═════ WORKING DATA

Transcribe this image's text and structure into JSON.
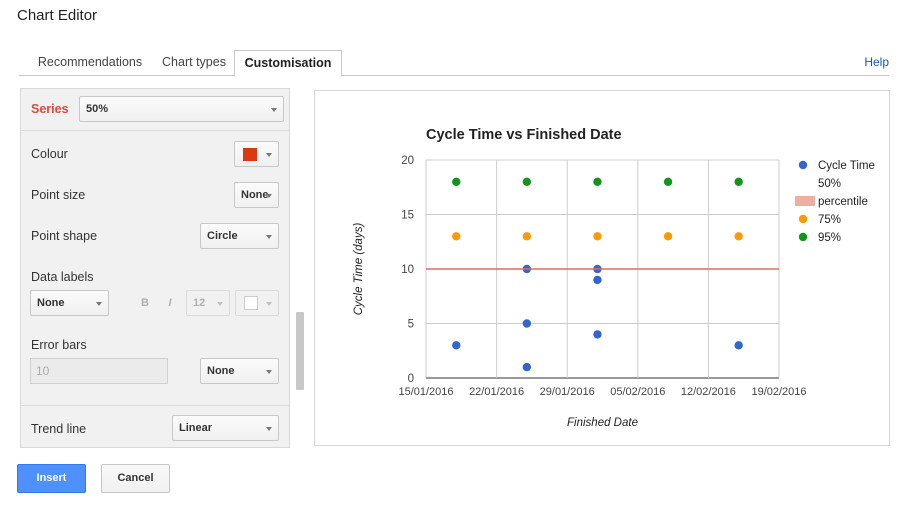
{
  "app": {
    "title": "Chart Editor"
  },
  "tabs": [
    {
      "label": "Recommendations"
    },
    {
      "label": "Chart types"
    },
    {
      "label": "Customisation"
    }
  ],
  "help_label": "Help",
  "panel": {
    "series": {
      "label": "Series",
      "value": "50%"
    },
    "colour": {
      "label": "Colour",
      "swatch": "#dc3912"
    },
    "point_size": {
      "label": "Point size",
      "value": "None"
    },
    "point_shape": {
      "label": "Point shape",
      "value": "Circle"
    },
    "data_labels": {
      "label": "Data labels",
      "value": "None",
      "bold": "B",
      "italic": "I",
      "font_size": "12"
    },
    "error_bars": {
      "label": "Error bars",
      "input_value": "10",
      "value": "None"
    },
    "trend_line": {
      "label": "Trend line",
      "value": "Linear"
    }
  },
  "buttons": {
    "insert": "Insert",
    "cancel": "Cancel"
  },
  "colors": {
    "blue": "#3366cc",
    "orange": "#ff9900",
    "green": "#109618",
    "red_line": "#e06b5a",
    "accent": "#4d90fe"
  },
  "chart_data": {
    "type": "scatter",
    "title": "Cycle Time vs Finished Date",
    "xlabel": "Finished Date",
    "ylabel": "Cycle Time (days)",
    "xlim": [
      "15/01/2016",
      "19/02/2016"
    ],
    "ylim": [
      0,
      20
    ],
    "x_ticks": [
      "15/01/2016",
      "22/01/2016",
      "29/01/2016",
      "05/02/2016",
      "12/02/2016",
      "19/02/2016"
    ],
    "y_ticks": [
      0,
      5,
      10,
      15,
      20
    ],
    "grid": true,
    "legend_position": "right",
    "legend": [
      "Cycle Time",
      "50%",
      "percentile",
      "75%",
      "95%"
    ],
    "series": [
      {
        "name": "Cycle Time",
        "color": "#3366cc",
        "points": [
          {
            "x": "18/01/2016",
            "y": 3
          },
          {
            "x": "25/01/2016",
            "y": 1
          },
          {
            "x": "25/01/2016",
            "y": 5
          },
          {
            "x": "25/01/2016",
            "y": 10
          },
          {
            "x": "01/02/2016",
            "y": 4
          },
          {
            "x": "01/02/2016",
            "y": 9
          },
          {
            "x": "01/02/2016",
            "y": 10
          },
          {
            "x": "15/02/2016",
            "y": 3
          }
        ]
      },
      {
        "name": "50% percentile",
        "color": "#e06b5a",
        "type": "line",
        "y": 10
      },
      {
        "name": "75%",
        "color": "#ff9900",
        "points": [
          {
            "x": "18/01/2016",
            "y": 13
          },
          {
            "x": "25/01/2016",
            "y": 13
          },
          {
            "x": "01/02/2016",
            "y": 13
          },
          {
            "x": "08/02/2016",
            "y": 13
          },
          {
            "x": "15/02/2016",
            "y": 13
          }
        ]
      },
      {
        "name": "95%",
        "color": "#109618",
        "points": [
          {
            "x": "18/01/2016",
            "y": 18
          },
          {
            "x": "25/01/2016",
            "y": 18
          },
          {
            "x": "01/02/2016",
            "y": 18
          },
          {
            "x": "08/02/2016",
            "y": 18
          },
          {
            "x": "15/02/2016",
            "y": 18
          }
        ]
      }
    ]
  }
}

══════════

DIRECTIONS FOR THIS TASK
Repeat the material above in full and exactly, apart from the pictures.

WRITTEN RESPONSE
Transcribe this image's text and structure into JSON.
{
  "app": {
    "title": "Chart Editor"
  },
  "tabs": [
    {
      "label": "Recommendations"
    },
    {
      "label": "Chart types"
    },
    {
      "label": "Customisation"
    }
  ],
  "help_label": "Help",
  "panel": {
    "series": {
      "label": "Series",
      "value": "50%"
    },
    "colour": {
      "label": "Colour",
      "swatch": "#dc3912"
    },
    "point_size": {
      "label": "Point size",
      "value": "None"
    },
    "point_shape": {
      "label": "Point shape",
      "value": "Circle"
    },
    "data_labels": {
      "label": "Data labels",
      "value": "None",
      "bold": "B",
      "italic": "I",
      "font_size": "12"
    },
    "error_bars": {
      "label": "Error bars",
      "input_value": "10",
      "value": "None"
    },
    "trend_line": {
      "label": "Trend line",
      "value": "Linear"
    }
  },
  "buttons": {
    "insert": "Insert",
    "cancel": "Cancel"
  },
  "colors": {
    "blue": "#3366cc",
    "orange": "#ff9900",
    "green": "#109618",
    "red_line": "#e06b5a",
    "accent": "#4d90fe"
  },
  "chart_data": {
    "type": "scatter",
    "title": "Cycle Time vs Finished Date",
    "xlabel": "Finished Date",
    "ylabel": "Cycle Time (days)",
    "xlim": [
      "15/01/2016",
      "19/02/2016"
    ],
    "ylim": [
      0,
      20
    ],
    "x_ticks": [
      "15/01/2016",
      "22/01/2016",
      "29/01/2016",
      "05/02/2016",
      "12/02/2016",
      "19/02/2016"
    ],
    "y_ticks": [
      0,
      5,
      10,
      15,
      20
    ],
    "grid": true,
    "legend_position": "right",
    "legend": [
      "Cycle Time",
      "50%",
      "percentile",
      "75%",
      "95%"
    ],
    "series": [
      {
        "name": "Cycle Time",
        "color": "#3366cc",
        "points": [
          {
            "x": "18/01/2016",
            "y": 3
          },
          {
            "x": "25/01/2016",
            "y": 1
          },
          {
            "x": "25/01/2016",
            "y": 5
          },
          {
            "x": "25/01/2016",
            "y": 10
          },
          {
            "x": "01/02/2016",
            "y": 4
          },
          {
            "x": "01/02/2016",
            "y": 9
          },
          {
            "x": "01/02/2016",
            "y": 10
          },
          {
            "x": "15/02/2016",
            "y": 3
          }
        ]
      },
      {
        "name": "50% percentile",
        "color": "#e06b5a",
        "type": "line",
        "y": 10
      },
      {
        "name": "75%",
        "color": "#ff9900",
        "points": [
          {
            "x": "18/01/2016",
            "y": 13
          },
          {
            "x": "25/01/2016",
            "y": 13
          },
          {
            "x": "01/02/2016",
            "y": 13
          },
          {
            "x": "08/02/2016",
            "y": 13
          },
          {
            "x": "15/02/2016",
            "y": 13
          }
        ]
      },
      {
        "name": "95%",
        "color": "#109618",
        "points": [
          {
            "x": "18/01/2016",
            "y": 18
          },
          {
            "x": "25/01/2016",
            "y": 18
          },
          {
            "x": "01/02/2016",
            "y": 18
          },
          {
            "x": "08/02/2016",
            "y": 18
          },
          {
            "x": "15/02/2016",
            "y": 18
          }
        ]
      }
    ]
  }
}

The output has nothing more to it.